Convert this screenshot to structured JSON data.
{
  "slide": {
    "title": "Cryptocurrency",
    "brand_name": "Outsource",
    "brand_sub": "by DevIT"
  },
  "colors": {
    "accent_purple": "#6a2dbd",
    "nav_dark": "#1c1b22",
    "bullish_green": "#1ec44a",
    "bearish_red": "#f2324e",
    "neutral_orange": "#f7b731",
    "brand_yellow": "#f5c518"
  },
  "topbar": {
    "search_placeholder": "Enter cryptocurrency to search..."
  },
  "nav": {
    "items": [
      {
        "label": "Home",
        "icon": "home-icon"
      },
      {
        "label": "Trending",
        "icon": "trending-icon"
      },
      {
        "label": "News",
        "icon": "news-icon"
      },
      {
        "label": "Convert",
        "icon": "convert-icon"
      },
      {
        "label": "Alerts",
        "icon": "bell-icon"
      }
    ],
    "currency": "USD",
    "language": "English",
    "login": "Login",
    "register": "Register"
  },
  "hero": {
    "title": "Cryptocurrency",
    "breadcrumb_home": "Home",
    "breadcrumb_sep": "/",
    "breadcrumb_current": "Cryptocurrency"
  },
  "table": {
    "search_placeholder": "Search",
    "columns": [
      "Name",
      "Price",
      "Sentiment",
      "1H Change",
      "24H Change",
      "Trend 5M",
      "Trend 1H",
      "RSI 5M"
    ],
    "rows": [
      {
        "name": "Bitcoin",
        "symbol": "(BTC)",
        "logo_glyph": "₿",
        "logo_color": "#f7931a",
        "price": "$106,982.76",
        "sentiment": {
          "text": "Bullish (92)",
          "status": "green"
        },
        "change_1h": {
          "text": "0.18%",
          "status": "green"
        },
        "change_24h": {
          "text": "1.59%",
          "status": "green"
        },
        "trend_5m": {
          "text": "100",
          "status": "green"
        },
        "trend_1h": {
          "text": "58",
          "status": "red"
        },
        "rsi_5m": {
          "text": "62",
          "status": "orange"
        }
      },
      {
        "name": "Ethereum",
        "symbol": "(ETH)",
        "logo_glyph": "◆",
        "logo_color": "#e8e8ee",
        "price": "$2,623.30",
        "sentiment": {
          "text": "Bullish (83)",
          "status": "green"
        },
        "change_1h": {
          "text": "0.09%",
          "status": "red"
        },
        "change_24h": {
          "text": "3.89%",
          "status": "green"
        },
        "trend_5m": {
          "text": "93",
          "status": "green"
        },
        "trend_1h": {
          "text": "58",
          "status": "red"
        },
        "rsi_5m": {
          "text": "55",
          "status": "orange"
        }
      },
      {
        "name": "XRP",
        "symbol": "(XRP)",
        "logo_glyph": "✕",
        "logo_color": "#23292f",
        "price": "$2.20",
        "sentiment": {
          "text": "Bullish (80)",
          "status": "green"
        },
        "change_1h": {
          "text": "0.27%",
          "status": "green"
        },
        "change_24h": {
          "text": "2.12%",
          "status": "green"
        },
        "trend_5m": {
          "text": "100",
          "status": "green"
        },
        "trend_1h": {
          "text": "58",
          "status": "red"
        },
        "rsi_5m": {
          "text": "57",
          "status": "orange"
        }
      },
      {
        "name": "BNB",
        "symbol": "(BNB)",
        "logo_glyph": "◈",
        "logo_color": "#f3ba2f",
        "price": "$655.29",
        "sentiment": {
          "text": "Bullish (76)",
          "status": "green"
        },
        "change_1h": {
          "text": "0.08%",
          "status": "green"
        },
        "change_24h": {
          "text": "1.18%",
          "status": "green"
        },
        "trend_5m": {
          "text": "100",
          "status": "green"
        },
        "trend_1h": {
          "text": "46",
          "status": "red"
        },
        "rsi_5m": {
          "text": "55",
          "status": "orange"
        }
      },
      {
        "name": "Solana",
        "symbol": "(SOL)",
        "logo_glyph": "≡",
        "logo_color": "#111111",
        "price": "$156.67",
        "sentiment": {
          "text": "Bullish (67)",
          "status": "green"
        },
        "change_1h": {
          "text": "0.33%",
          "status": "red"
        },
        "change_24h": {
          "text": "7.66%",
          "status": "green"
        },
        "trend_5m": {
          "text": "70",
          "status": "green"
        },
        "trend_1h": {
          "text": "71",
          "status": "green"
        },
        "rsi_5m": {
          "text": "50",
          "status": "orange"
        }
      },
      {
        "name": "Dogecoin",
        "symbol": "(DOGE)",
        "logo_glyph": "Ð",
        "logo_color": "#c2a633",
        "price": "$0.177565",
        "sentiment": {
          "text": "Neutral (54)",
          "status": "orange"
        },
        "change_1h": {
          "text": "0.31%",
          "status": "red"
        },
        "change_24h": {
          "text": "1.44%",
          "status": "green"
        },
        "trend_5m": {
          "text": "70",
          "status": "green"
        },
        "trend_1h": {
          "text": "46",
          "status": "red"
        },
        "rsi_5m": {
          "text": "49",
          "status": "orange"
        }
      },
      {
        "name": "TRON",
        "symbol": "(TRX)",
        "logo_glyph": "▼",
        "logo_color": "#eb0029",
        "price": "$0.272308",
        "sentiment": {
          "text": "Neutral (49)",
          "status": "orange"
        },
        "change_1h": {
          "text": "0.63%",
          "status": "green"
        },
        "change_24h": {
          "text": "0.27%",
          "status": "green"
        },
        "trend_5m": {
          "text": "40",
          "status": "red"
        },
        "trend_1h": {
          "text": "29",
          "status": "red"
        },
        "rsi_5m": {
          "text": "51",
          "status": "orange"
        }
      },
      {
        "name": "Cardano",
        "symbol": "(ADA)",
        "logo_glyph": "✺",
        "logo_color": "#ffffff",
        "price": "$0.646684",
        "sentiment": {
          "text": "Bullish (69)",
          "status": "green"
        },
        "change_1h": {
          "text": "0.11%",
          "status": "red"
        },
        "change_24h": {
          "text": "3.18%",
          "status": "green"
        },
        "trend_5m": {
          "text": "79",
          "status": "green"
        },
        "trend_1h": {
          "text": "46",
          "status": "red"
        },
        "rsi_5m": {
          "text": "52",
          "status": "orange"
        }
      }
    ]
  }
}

────

*Prompt*.
Say only how many lines in the records carry the word "symbol".

*Solution to this problem*.
8